* [Work to do]: All of the data should be repeated exactly; pictures are not part of the copy.

start Data for this exercise

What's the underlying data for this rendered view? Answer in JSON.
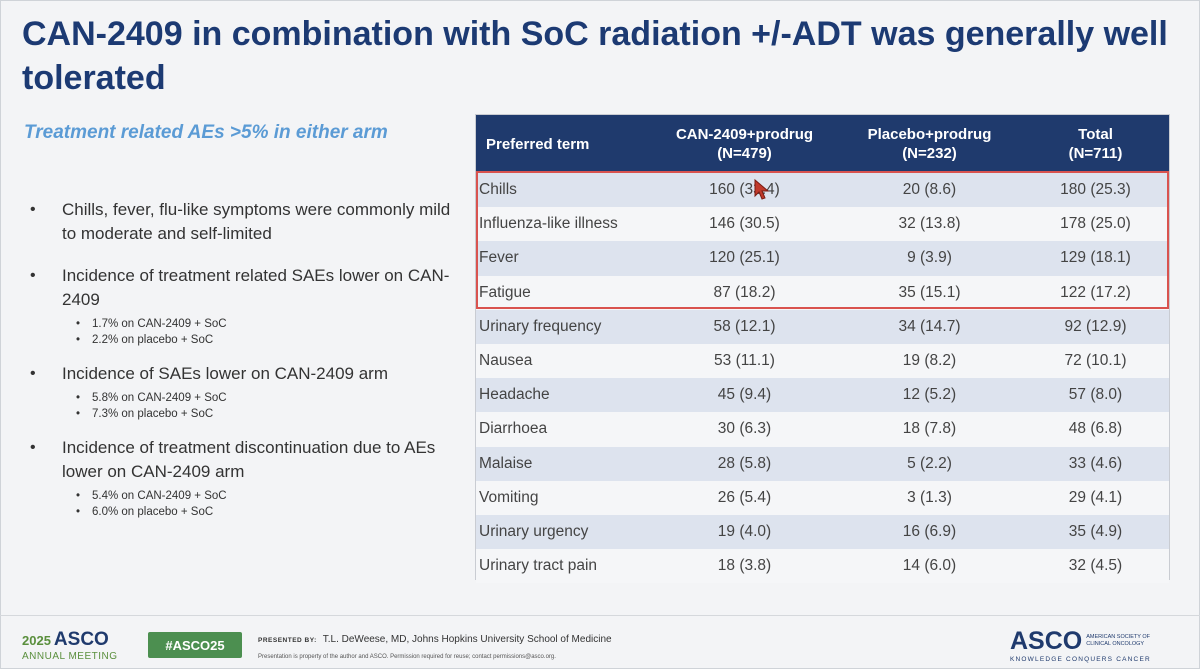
{
  "title": "CAN-2409 in combination with SoC radiation +/-ADT was generally well tolerated",
  "subtitle": "Treatment related AEs >5% in either arm",
  "bullets": [
    {
      "text": "Chills, fever, flu-like symptoms were commonly mild to moderate and self-limited",
      "subs": []
    },
    {
      "text": "Incidence of treatment related SAEs lower on CAN-2409",
      "subs": [
        "1.7% on CAN-2409 + SoC",
        "2.2% on placebo + SoC"
      ]
    },
    {
      "text": "Incidence of SAEs lower on CAN-2409 arm",
      "subs": [
        "5.8% on CAN-2409 + SoC",
        "7.3% on placebo + SoC"
      ]
    },
    {
      "text": "Incidence of treatment discontinuation due to AEs lower on CAN-2409 arm",
      "subs": [
        "5.4% on CAN-2409 + SoC",
        "6.0% on placebo + SoC"
      ]
    }
  ],
  "table": {
    "headers": [
      {
        "line1": "Preferred term",
        "line2": ""
      },
      {
        "line1": "CAN-2409+prodrug",
        "line2": "(N=479)"
      },
      {
        "line1": "Placebo+prodrug",
        "line2": "(N=232)"
      },
      {
        "line1": "Total",
        "line2": "(N=711)"
      }
    ],
    "rows": [
      [
        "Chills",
        "160 (33.4)",
        "20 (8.6)",
        "180 (25.3)"
      ],
      [
        "Influenza-like illness",
        "146 (30.5)",
        "32 (13.8)",
        "178 (25.0)"
      ],
      [
        "Fever",
        "120 (25.1)",
        "9 (3.9)",
        "129 (18.1)"
      ],
      [
        "Fatigue",
        "87 (18.2)",
        "35 (15.1)",
        "122 (17.2)"
      ],
      [
        "Urinary frequency",
        "58 (12.1)",
        "34 (14.7)",
        "92 (12.9)"
      ],
      [
        "Nausea",
        "53 (11.1)",
        "19 (8.2)",
        "72 (10.1)"
      ],
      [
        "Headache",
        "45 (9.4)",
        "12 (5.2)",
        "57 (8.0)"
      ],
      [
        "Diarrhoea",
        "30 (6.3)",
        "18 (7.8)",
        "48 (6.8)"
      ],
      [
        "Malaise",
        "28 (5.8)",
        "5 (2.2)",
        "33 (4.6)"
      ],
      [
        "Vomiting",
        "26 (5.4)",
        "3 (1.3)",
        "29 (4.1)"
      ],
      [
        "Urinary urgency",
        "19 (4.0)",
        "16 (6.9)",
        "35 (4.9)"
      ],
      [
        "Urinary tract pain",
        "18 (3.8)",
        "14 (6.0)",
        "32 (4.5)"
      ]
    ]
  },
  "footer": {
    "year": "2025",
    "asco": "ASCO",
    "meeting": "ANNUAL MEETING",
    "hashtag": "#ASCO25",
    "presented_by_label": "PRESENTED BY:",
    "presenter": "T.L. DeWeese, MD, Johns Hopkins University School of Medicine",
    "permission": "Presentation is property of the author and ASCO. Permission required for reuse; contact permissions@asco.org.",
    "asco_logo": "ASCO",
    "society": "AMERICAN SOCIETY OF CLINICAL ONCOLOGY",
    "tagline": "KNOWLEDGE CONQUERS CANCER"
  },
  "colors": {
    "title": "#1c3a73",
    "subtitle": "#5b9bd5",
    "table_header": "#1f3a6d",
    "highlight_box": "#d9534f",
    "hashtag_bg": "#4c8f50"
  },
  "icons": {
    "cursor": "pointer-cursor-icon"
  }
}
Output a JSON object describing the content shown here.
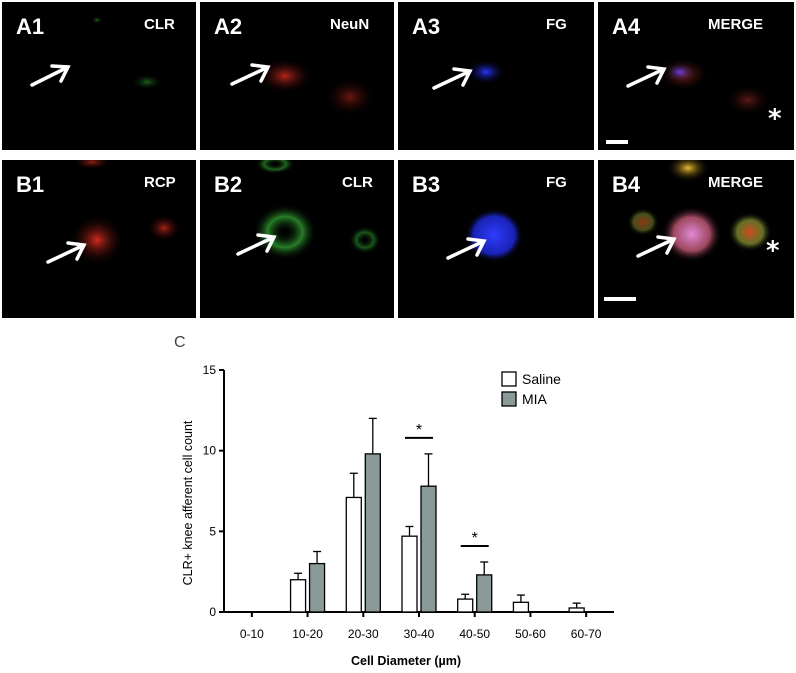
{
  "panels": {
    "A1": {
      "id": "A1",
      "label": "CLR"
    },
    "A2": {
      "id": "A2",
      "label": "NeuN"
    },
    "A3": {
      "id": "A3",
      "label": "FG"
    },
    "A4": {
      "id": "A4",
      "label": "MERGE"
    },
    "B1": {
      "id": "B1",
      "label": "RCP"
    },
    "B2": {
      "id": "B2",
      "label": "CLR"
    },
    "B3": {
      "id": "B3",
      "label": "FG"
    },
    "B4": {
      "id": "B4",
      "label": "MERGE"
    }
  },
  "asterisk": "*",
  "chart_data": {
    "type": "bar",
    "panel_label": "C",
    "categories": [
      "0-10",
      "10-20",
      "20-30",
      "30-40",
      "40-50",
      "50-60",
      "60-70"
    ],
    "series": [
      {
        "name": "Saline",
        "color": "#ffffff",
        "values": [
          0,
          2.0,
          7.1,
          4.7,
          0.8,
          0.6,
          0.25
        ],
        "errors": [
          0,
          0.4,
          1.5,
          0.6,
          0.3,
          0.45,
          0.3
        ]
      },
      {
        "name": "MIA",
        "color": "#8a9a98",
        "values": [
          0,
          3.0,
          9.8,
          7.8,
          2.3,
          0,
          0
        ],
        "errors": [
          0,
          0.75,
          2.2,
          2.0,
          0.8,
          0,
          0
        ]
      }
    ],
    "significance": [
      {
        "category": "30-40",
        "label": "*"
      },
      {
        "category": "40-50",
        "label": "*"
      }
    ],
    "xlabel": "Cell Diameter (µm)",
    "ylabel": "CLR+ knee afferent cell count",
    "ylim": [
      0,
      15
    ],
    "yticks": [
      "0",
      "5",
      "10",
      "15"
    ],
    "legend_position": "top-right"
  }
}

end Data for this exercise

* [Exercise output]:
What's the underlying data for this rendered view? Answer in JSON.
{
  "title": "CAN-2409 in combination with SoC radiation +/-ADT was generally well tolerated",
  "subtitle": "Treatment related AEs >5% in either arm",
  "bullets": [
    {
      "text": "Chills, fever, flu-like symptoms were commonly mild to moderate and self-limited",
      "subs": []
    },
    {
      "text": "Incidence of treatment related SAEs lower on CAN-2409",
      "subs": [
        "1.7% on CAN-2409 + SoC",
        "2.2% on placebo + SoC"
      ]
    },
    {
      "text": "Incidence of SAEs lower on CAN-2409 arm",
      "subs": [
        "5.8% on CAN-2409 + SoC",
        "7.3% on placebo + SoC"
      ]
    },
    {
      "text": "Incidence of treatment discontinuation due to AEs lower on CAN-2409 arm",
      "subs": [
        "5.4% on CAN-2409 + SoC",
        "6.0% on placebo + SoC"
      ]
    }
  ],
  "table": {
    "headers": [
      {
        "line1": "Preferred term",
        "line2": ""
      },
      {
        "line1": "CAN-2409+prodrug",
        "line2": "(N=479)"
      },
      {
        "line1": "Placebo+prodrug",
        "line2": "(N=232)"
      },
      {
        "line1": "Total",
        "line2": "(N=711)"
      }
    ],
    "rows": [
      [
        "Chills",
        "160 (33.4)",
        "20 (8.6)",
        "180 (25.3)"
      ],
      [
        "Influenza-like illness",
        "146 (30.5)",
        "32 (13.8)",
        "178 (25.0)"
      ],
      [
        "Fever",
        "120 (25.1)",
        "9 (3.9)",
        "129 (18.1)"
      ],
      [
        "Fatigue",
        "87 (18.2)",
        "35 (15.1)",
        "122 (17.2)"
      ],
      [
        "Urinary frequency",
        "58 (12.1)",
        "34 (14.7)",
        "92 (12.9)"
      ],
      [
        "Nausea",
        "53 (11.1)",
        "19 (8.2)",
        "72 (10.1)"
      ],
      [
        "Headache",
        "45 (9.4)",
        "12 (5.2)",
        "57 (8.0)"
      ],
      [
        "Diarrhoea",
        "30 (6.3)",
        "18 (7.8)",
        "48 (6.8)"
      ],
      [
        "Malaise",
        "28 (5.8)",
        "5 (2.2)",
        "33 (4.6)"
      ],
      [
        "Vomiting",
        "26 (5.4)",
        "3 (1.3)",
        "29 (4.1)"
      ],
      [
        "Urinary urgency",
        "19 (4.0)",
        "16 (6.9)",
        "35 (4.9)"
      ],
      [
        "Urinary tract pain",
        "18 (3.8)",
        "14 (6.0)",
        "32 (4.5)"
      ]
    ]
  },
  "footer": {
    "year": "2025",
    "asco": "ASCO",
    "meeting": "ANNUAL MEETING",
    "hashtag": "#ASCO25",
    "presented_by_label": "PRESENTED BY:",
    "presenter": "T.L. DeWeese, MD, Johns Hopkins University School of Medicine",
    "permission": "Presentation is property of the author and ASCO. Permission required for reuse; contact permissions@asco.org.",
    "asco_logo": "ASCO",
    "society": "AMERICAN SOCIETY OF CLINICAL ONCOLOGY",
    "tagline": "KNOWLEDGE CONQUERS CANCER"
  },
  "colors": {
    "title": "#1c3a73",
    "subtitle": "#5b9bd5",
    "table_header": "#1f3a6d",
    "highlight_box": "#d9534f",
    "hashtag_bg": "#4c8f50"
  },
  "icons": {
    "cursor": "pointer-cursor-icon"
  }
}
Output a JSON object describing the content shown here.
{
  "panels": {
    "A1": {
      "id": "A1",
      "label": "CLR"
    },
    "A2": {
      "id": "A2",
      "label": "NeuN"
    },
    "A3": {
      "id": "A3",
      "label": "FG"
    },
    "A4": {
      "id": "A4",
      "label": "MERGE"
    },
    "B1": {
      "id": "B1",
      "label": "RCP"
    },
    "B2": {
      "id": "B2",
      "label": "CLR"
    },
    "B3": {
      "id": "B3",
      "label": "FG"
    },
    "B4": {
      "id": "B4",
      "label": "MERGE"
    }
  },
  "asterisk": "*",
  "chart_data": {
    "type": "bar",
    "panel_label": "C",
    "categories": [
      "0-10",
      "10-20",
      "20-30",
      "30-40",
      "40-50",
      "50-60",
      "60-70"
    ],
    "series": [
      {
        "name": "Saline",
        "color": "#ffffff",
        "values": [
          0,
          2.0,
          7.1,
          4.7,
          0.8,
          0.6,
          0.25
        ],
        "errors": [
          0,
          0.4,
          1.5,
          0.6,
          0.3,
          0.45,
          0.3
        ]
      },
      {
        "name": "MIA",
        "color": "#8a9a98",
        "values": [
          0,
          3.0,
          9.8,
          7.8,
          2.3,
          0,
          0
        ],
        "errors": [
          0,
          0.75,
          2.2,
          2.0,
          0.8,
          0,
          0
        ]
      }
    ],
    "significance": [
      {
        "category": "30-40",
        "label": "*"
      },
      {
        "category": "40-50",
        "label": "*"
      }
    ],
    "xlabel": "Cell Diameter (µm)",
    "ylabel": "CLR+ knee afferent cell count",
    "ylim": [
      0,
      15
    ],
    "yticks": [
      "0",
      "5",
      "10",
      "15"
    ],
    "legend_position": "top-right"
  }
}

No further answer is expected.